### Aim
Write each line out exactly, leaving none out.

### Given records

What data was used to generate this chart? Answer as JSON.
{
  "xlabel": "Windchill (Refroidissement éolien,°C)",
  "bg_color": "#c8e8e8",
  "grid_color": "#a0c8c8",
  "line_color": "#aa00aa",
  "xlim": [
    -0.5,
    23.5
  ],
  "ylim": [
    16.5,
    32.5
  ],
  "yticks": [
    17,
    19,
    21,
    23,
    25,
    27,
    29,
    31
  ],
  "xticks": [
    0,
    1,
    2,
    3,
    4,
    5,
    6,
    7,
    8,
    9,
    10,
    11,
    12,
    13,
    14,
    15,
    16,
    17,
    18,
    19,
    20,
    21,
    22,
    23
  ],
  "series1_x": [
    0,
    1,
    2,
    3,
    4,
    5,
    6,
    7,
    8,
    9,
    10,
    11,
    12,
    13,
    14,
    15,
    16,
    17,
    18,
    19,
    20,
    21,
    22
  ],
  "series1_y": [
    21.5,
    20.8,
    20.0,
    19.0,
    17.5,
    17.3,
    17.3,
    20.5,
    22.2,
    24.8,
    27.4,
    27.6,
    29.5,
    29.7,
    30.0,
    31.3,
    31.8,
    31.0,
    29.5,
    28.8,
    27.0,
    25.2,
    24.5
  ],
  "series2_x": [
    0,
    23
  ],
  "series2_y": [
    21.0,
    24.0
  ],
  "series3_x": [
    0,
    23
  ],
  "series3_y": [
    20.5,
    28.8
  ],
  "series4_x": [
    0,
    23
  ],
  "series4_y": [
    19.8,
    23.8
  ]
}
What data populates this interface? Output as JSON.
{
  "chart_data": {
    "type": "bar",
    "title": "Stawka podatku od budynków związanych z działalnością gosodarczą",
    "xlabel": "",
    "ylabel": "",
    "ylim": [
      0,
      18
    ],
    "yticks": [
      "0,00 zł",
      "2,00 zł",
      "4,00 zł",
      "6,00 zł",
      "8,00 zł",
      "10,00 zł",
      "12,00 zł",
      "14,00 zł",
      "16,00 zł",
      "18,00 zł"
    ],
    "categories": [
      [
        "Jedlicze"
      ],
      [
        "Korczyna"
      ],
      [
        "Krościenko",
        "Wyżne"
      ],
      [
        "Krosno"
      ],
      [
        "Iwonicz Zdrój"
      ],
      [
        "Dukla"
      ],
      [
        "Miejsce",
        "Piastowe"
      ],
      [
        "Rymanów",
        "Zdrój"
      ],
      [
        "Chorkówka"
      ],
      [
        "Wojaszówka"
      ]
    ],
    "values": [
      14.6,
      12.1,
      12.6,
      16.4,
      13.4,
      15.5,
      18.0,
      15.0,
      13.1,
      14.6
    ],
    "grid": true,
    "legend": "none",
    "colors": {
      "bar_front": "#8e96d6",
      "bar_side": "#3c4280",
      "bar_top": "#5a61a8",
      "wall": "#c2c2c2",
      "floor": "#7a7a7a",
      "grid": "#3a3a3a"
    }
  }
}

### Task result
What data was used to generate this chart? Answer as JSON.
{
  "xlabel": "Windchill (Refroidissement éolien,°C)",
  "bg_color": "#c8e8e8",
  "grid_color": "#a0c8c8",
  "line_color": "#aa00aa",
  "xlim": [
    -0.5,
    23.5
  ],
  "ylim": [
    16.5,
    32.5
  ],
  "yticks": [
    17,
    19,
    21,
    23,
    25,
    27,
    29,
    31
  ],
  "xticks": [
    0,
    1,
    2,
    3,
    4,
    5,
    6,
    7,
    8,
    9,
    10,
    11,
    12,
    13,
    14,
    15,
    16,
    17,
    18,
    19,
    20,
    21,
    22,
    23
  ],
  "series1_x": [
    0,
    1,
    2,
    3,
    4,
    5,
    6,
    7,
    8,
    9,
    10,
    11,
    12,
    13,
    14,
    15,
    16,
    17,
    18,
    19,
    20,
    21,
    22
  ],
  "series1_y": [
    21.5,
    20.8,
    20.0,
    19.0,
    17.5,
    17.3,
    17.3,
    20.5,
    22.2,
    24.8,
    27.4,
    27.6,
    29.5,
    29.7,
    30.0,
    31.3,
    31.8,
    31.0,
    29.5,
    28.8,
    27.0,
    25.2,
    24.5
  ],
  "series2_x": [
    0,
    23
  ],
  "series2_y": [
    21.0,
    24.0
  ],
  "series3_x": [
    0,
    23
  ],
  "series3_y": [
    20.5,
    28.8
  ],
  "series4_x": [
    0,
    23
  ],
  "series4_y": [
    19.8,
    23.8
  ]
}
What data populates this interface? Output as JSON.
{
  "chart_data": {
    "type": "bar",
    "title": "Stawka podatku od budynków związanych z działalnością gosodarczą",
    "xlabel": "",
    "ylabel": "",
    "ylim": [
      0,
      18
    ],
    "yticks": [
      "0,00 zł",
      "2,00 zł",
      "4,00 zł",
      "6,00 zł",
      "8,00 zł",
      "10,00 zł",
      "12,00 zł",
      "14,00 zł",
      "16,00 zł",
      "18,00 zł"
    ],
    "categories": [
      [
        "Jedlicze"
      ],
      [
        "Korczyna"
      ],
      [
        "Krościenko",
        "Wyżne"
      ],
      [
        "Krosno"
      ],
      [
        "Iwonicz Zdrój"
      ],
      [
        "Dukla"
      ],
      [
        "Miejsce",
        "Piastowe"
      ],
      [
        "Rymanów",
        "Zdrój"
      ],
      [
        "Chorkówka"
      ],
      [
        "Wojaszówka"
      ]
    ],
    "values": [
      14.6,
      12.1,
      12.6,
      16.4,
      13.4,
      15.5,
      18.0,
      15.0,
      13.1,
      14.6
    ],
    "grid": true,
    "legend": "none",
    "colors": {
      "bar_front": "#8e96d6",
      "bar_side": "#3c4280",
      "bar_top": "#5a61a8",
      "wall": "#c2c2c2",
      "floor": "#7a7a7a",
      "grid": "#3a3a3a"
    }
  }
}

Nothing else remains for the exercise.